* **EXTRACT PROVIDED**
........

----------empyre- soft-skinned space----------------------
Senses are like the table of elements, a new one gets added every few
years; except elements get heavier and senses get lighter. 

Regarding "making the imperceptible perceptible." The term is often equated
with technology when in fact trees and pinnae "sonify" wind.

I am not that versed in the speculative realist writers you mention Marcus,
except for Tim Morton who is a good friend of mine. We did a very
interesting speaking tour through New Zealand, the two of us sitting on
stage discussing things ecological, throwing it out to audience and taking
it from there. These were audiences from broad walks of life and I'm not
sure those who know Tim's published work know about what an excellent
public intellectual he is in such settings.

Tim and I differ on certain things. I agree that notions of nature are a
liability in nature writing where you have to pull on a pair of hiking
boots to be ecological, but I think "nature" has a powerful rhetorical
function when discussing media, since media are imagined to have no nature
(except with recent green media analyses although, again, I'm also
interested in a radically positive approach). 

Energies are more easily relational (they are more than that, of course)
than objects, but then again I think there is some confusion in a
slip-and-slide between objects and things. I forget who had the Latourian
litany that included "electromagnetism" among its objects, but it only
makes sense if objects are philosophical entities and, since I am primarily
a historian developing theory from the grassroots up, I leave philosophy on
that level to philosophers. I did find the OOO discussions very helpful but
only intersected them at a particular point. Someone may want to have a go
at energy-oriented this or that, but it's not on the to-do list on my fridge.

........

* **GIVEN DATA**

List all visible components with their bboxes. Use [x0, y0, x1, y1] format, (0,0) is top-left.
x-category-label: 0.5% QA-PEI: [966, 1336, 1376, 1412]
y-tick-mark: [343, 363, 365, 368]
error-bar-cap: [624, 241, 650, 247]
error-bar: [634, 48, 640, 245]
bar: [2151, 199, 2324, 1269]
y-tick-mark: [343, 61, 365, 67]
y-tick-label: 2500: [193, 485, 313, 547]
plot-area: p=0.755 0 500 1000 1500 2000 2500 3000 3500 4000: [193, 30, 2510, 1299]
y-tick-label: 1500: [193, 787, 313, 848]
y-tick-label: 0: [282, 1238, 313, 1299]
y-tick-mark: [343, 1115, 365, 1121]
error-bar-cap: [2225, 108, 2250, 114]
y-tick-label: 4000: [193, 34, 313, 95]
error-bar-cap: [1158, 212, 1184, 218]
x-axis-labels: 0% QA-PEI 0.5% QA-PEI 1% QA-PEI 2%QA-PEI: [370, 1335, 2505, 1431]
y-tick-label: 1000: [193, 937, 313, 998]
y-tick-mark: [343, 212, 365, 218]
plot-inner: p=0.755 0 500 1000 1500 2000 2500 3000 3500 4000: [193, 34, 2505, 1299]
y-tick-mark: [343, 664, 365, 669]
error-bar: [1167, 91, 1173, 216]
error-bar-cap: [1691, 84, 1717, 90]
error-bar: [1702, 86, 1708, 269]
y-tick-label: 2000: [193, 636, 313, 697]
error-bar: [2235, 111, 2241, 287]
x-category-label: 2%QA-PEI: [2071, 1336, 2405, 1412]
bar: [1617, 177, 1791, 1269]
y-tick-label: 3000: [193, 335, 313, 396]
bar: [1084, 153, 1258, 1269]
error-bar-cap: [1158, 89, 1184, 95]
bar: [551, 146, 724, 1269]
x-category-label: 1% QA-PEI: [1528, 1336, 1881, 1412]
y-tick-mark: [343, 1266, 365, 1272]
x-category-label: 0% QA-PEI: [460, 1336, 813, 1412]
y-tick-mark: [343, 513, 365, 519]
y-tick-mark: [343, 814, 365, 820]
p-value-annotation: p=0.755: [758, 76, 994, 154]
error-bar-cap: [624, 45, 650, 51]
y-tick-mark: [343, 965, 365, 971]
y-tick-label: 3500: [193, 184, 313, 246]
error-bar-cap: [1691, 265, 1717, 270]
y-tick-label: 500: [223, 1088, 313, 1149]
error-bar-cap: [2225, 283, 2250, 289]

........

* **THINGS TO DO**
1. Answer these questions from the post on senses, nature and media:
(a) Through which country did the writer do a speaking tour with Tim Morton?
(b) What, according to the writer, do trees and pinnae "sonify"?
(c) How does the writer describe being primarily?
2. Write what comes next in the post on senses, nature and media, picking up after its final sentence.

* **ANSWERS GIVEN**
1.
(a) New Zealand.
(b) Wind.
(c) As a historian developing theory from the grassroots up.

2.
Douglas 


       

 






> ----------empyre- soft-skinned space----------------------
> Yes, I was just trying to think about ways of talking about an expanded
> sensorium that would include the ways various "non-human" creatures sense
> the environment -- thermal sensing for example:
> 
> http://en.wikipedia.org/wiki/Thermoception
> 
> So, modes of sensing would leave open how many ways of sensing there are (I
> think Douglas said there are 23 now!). But then my interest was also in
> asking if thinking about an expanded sensorium covered the entire range of
> possibilities by which an organism might relate to/through vibration ... in
> other words is there something other than sensing? Is thinking a kind of
> sensing ... or not ...?
> 
> Johannes, as to your question of what imperceptible forces might mean to us
> ... that's a huge issue.  Douglas' book addresses that in terms of
> electromagnetism, which is often not perceptible (for example you don't
> hear your own brain waves, or others') but which is nonetheless there (you
> can measure or track it, and amplify it and/or transduce it so that it does
> become perceptible). So Douglas is documenting the work of artists such as
> Alvin Lucier, who make use of work in physics, and technologies that render
> imperceptible forces perceptible (Lucier uses EEG technologies that can
> track electrical activity aka brainwaves in the brain, and works out a
> performative mode of transducing those waves, turning them into audible
> sounds).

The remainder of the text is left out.